#### TASK STATEMENT
Retype the material below. Keep every word exactly as it is.

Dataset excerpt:
>> START

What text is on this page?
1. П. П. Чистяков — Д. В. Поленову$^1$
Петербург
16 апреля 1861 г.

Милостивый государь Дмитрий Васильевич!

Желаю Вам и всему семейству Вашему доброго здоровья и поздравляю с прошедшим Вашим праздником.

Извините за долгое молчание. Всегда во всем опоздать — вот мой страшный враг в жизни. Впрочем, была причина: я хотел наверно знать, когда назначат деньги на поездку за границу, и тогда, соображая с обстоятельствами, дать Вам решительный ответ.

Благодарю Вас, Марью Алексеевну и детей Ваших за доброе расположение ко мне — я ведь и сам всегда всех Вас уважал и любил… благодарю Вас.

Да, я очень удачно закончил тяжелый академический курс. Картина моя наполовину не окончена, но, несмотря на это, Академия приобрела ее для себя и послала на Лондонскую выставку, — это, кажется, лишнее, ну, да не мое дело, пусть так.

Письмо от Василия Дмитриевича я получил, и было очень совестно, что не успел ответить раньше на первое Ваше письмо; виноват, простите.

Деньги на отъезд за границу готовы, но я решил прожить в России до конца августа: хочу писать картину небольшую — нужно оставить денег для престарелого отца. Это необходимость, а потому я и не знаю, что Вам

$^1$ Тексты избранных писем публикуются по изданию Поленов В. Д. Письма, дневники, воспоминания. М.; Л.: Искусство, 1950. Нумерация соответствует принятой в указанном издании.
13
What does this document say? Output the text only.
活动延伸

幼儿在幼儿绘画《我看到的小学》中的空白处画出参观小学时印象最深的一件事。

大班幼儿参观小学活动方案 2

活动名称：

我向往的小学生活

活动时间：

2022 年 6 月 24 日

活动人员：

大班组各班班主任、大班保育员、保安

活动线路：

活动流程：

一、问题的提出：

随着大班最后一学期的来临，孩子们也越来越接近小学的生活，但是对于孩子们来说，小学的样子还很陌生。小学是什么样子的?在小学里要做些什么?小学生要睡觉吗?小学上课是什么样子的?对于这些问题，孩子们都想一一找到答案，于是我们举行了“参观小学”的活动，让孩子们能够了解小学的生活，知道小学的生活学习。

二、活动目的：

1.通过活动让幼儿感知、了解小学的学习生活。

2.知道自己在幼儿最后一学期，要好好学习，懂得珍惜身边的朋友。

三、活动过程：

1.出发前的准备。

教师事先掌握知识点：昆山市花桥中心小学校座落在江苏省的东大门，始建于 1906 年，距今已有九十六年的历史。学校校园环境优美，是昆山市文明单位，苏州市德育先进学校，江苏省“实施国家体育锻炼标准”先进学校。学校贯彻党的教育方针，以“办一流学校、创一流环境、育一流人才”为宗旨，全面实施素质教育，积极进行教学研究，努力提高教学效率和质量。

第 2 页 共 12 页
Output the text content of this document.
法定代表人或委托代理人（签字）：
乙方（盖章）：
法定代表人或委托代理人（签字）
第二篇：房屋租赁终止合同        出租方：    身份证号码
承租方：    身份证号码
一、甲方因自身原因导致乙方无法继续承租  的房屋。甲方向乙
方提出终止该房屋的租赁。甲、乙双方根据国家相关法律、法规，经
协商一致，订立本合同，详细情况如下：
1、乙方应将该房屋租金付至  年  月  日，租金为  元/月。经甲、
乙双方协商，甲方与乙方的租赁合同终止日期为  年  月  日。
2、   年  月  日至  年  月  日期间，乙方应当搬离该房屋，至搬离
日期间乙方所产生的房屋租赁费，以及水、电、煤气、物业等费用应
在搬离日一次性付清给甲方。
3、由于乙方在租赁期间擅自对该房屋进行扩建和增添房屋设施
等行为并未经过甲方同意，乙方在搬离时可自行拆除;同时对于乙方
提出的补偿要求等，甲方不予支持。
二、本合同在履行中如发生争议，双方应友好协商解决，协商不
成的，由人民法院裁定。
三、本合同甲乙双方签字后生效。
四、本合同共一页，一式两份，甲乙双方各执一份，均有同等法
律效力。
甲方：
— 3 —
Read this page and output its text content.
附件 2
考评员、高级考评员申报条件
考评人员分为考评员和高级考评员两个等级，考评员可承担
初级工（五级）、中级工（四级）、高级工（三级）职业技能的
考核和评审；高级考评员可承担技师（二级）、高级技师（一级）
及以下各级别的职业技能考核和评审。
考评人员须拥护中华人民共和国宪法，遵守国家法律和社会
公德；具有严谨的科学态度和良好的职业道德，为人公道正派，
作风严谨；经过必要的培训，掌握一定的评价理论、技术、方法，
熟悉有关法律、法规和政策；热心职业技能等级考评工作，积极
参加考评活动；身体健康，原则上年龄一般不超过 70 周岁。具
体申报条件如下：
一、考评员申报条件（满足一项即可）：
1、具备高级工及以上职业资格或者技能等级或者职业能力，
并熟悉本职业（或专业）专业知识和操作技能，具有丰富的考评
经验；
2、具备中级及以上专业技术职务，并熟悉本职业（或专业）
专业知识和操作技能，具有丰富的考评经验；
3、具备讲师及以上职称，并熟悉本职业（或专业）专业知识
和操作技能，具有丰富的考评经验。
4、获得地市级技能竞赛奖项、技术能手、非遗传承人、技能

>> END

#### SOLVED PROBLEM
What text is on this page?
1. П. П. Чистяков — Д. В. Поленову$^1$
Петербург
16 апреля 1861 г.

Милостивый государь Дмитрий Васильевич!

Желаю Вам и всему семейству Вашему доброго здоровья и поздравляю с прошедшим Вашим праздником.

Извините за долгое молчание. Всегда во всем опоздать — вот мой страшный враг в жизни. Впрочем, была причина: я хотел наверно знать, когда назначат деньги на поездку за границу, и тогда, соображая с обстоятельствами, дать Вам решительный ответ.

Благодарю Вас, Марью Алексеевну и детей Ваших за доброе расположение ко мне — я ведь и сам всегда всех Вас уважал и любил… благодарю Вас.

Да, я очень удачно закончил тяжелый академический курс. Картина моя наполовину не окончена, но, несмотря на это, Академия приобрела ее для себя и послала на Лондонскую выставку, — это, кажется, лишнее, ну, да не мое дело, пусть так.

Письмо от Василия Дмитриевича я получил, и было очень совестно, что не успел ответить раньше на первое Ваше письмо; виноват, простите.

Деньги на отъезд за границу готовы, но я решил прожить в России до конца августа: хочу писать картину небольшую — нужно оставить денег для престарелого отца. Это необходимость, а потому я и не знаю, что Вам

$^1$ Тексты избранных писем публикуются по изданию Поленов В. Д. Письма, дневники, воспоминания. М.; Л.: Искусство, 1950. Нумерация соответствует принятой в указанном издании.
13
What does this document say? Output the text only.
活动延伸

幼儿在幼儿绘画《我看到的小学》中的空白处画出参观小学时印象最深的一件事。

大班幼儿参观小学活动方案 2

活动名称：

我向往的小学生活

活动时间：

2022 年 6 月 24 日

活动人员：

大班组各班班主任、大班保育员、保安

活动线路：

活动流程：

一、问题的提出：

随着大班最后一学期的来临，孩子们也越来越接近小学的生活，但是对于孩子们来说，小学的样子还很陌生。小学是什么样子的?在小学里要做些什么?小学生要睡觉吗?小学上课是什么样子的?对于这些问题，孩子们都想一一找到答案，于是我们举行了“参观小学”的活动，让孩子们能够了解小学的生活，知道小学的生活学习。

二、活动目的：

1.通过活动让幼儿感知、了解小学的学习生活。

2.知道自己在幼儿最后一学期，要好好学习，懂得珍惜身边的朋友。

三、活动过程：

1.出发前的准备。

教师事先掌握知识点：昆山市花桥中心小学校座落在江苏省的东大门，始建于 1906 年，距今已有九十六年的历史。学校校园环境优美，是昆山市文明单位，苏州市德育先进学校，江苏省“实施国家体育锻炼标准”先进学校。学校贯彻党的教育方针，以“办一流学校、创一流环境、育一流人才”为宗旨，全面实施素质教育，积极进行教学研究，努力提高教学效率和质量。

第 2 页 共 12 页
Output the text content of this document.
法定代表人或委托代理人（签字）：
乙方（盖章）：
法定代表人或委托代理人（签字）
第二篇：房屋租赁终止合同        出租方：    身份证号码
承租方：    身份证号码
一、甲方因自身原因导致乙方无法继续承租  的房屋。甲方向乙
方提出终止该房屋的租赁。甲、乙双方根据国家相关法律、法规，经
协商一致，订立本合同，详细情况如下：
1、乙方应将该房屋租金付至  年  月  日，租金为  元/月。经甲、
乙双方协商，甲方与乙方的租赁合同终止日期为  年  月  日。
2、   年  月  日至  年  月  日期间，乙方应当搬离该房屋，至搬离
日期间乙方所产生的房屋租赁费，以及水、电、煤气、物业等费用应
在搬离日一次性付清给甲方。
3、由于乙方在租赁期间擅自对该房屋进行扩建和增添房屋设施
等行为并未经过甲方同意，乙方在搬离时可自行拆除;同时对于乙方
提出的补偿要求等，甲方不予支持。
二、本合同在履行中如发生争议，双方应友好协商解决，协商不
成的，由人民法院裁定。
三、本合同甲乙双方签字后生效。
四、本合同共一页，一式两份，甲乙双方各执一份，均有同等法
律效力。
甲方：
— 3 —
Read this page and output its text content.
附件 2
考评员、高级考评员申报条件
考评人员分为考评员和高级考评员两个等级，考评员可承担
初级工（五级）、中级工（四级）、高级工（三级）职业技能的
考核和评审；高级考评员可承担技师（二级）、高级技师（一级）
及以下各级别的职业技能考核和评审。
考评人员须拥护中华人民共和国宪法，遵守国家法律和社会
公德；具有严谨的科学态度和良好的职业道德，为人公道正派，
作风严谨；经过必要的培训，掌握一定的评价理论、技术、方法，
熟悉有关法律、法规和政策；热心职业技能等级考评工作，积极
参加考评活动；身体健康，原则上年龄一般不超过 70 周岁。具
体申报条件如下：
一、考评员申报条件（满足一项即可）：
1、具备高级工及以上职业资格或者技能等级或者职业能力，
并熟悉本职业（或专业）专业知识和操作技能，具有丰富的考评
经验；
2、具备中级及以上专业技术职务，并熟悉本职业（或专业）
专业知识和操作技能，具有丰富的考评经验；
3、具备讲师及以上职称，并熟悉本职业（或专业）专业知识
和操作技能，具有丰富的考评经验。
4、获得地市级技能竞赛奖项、技术能手、非遗传承人、技能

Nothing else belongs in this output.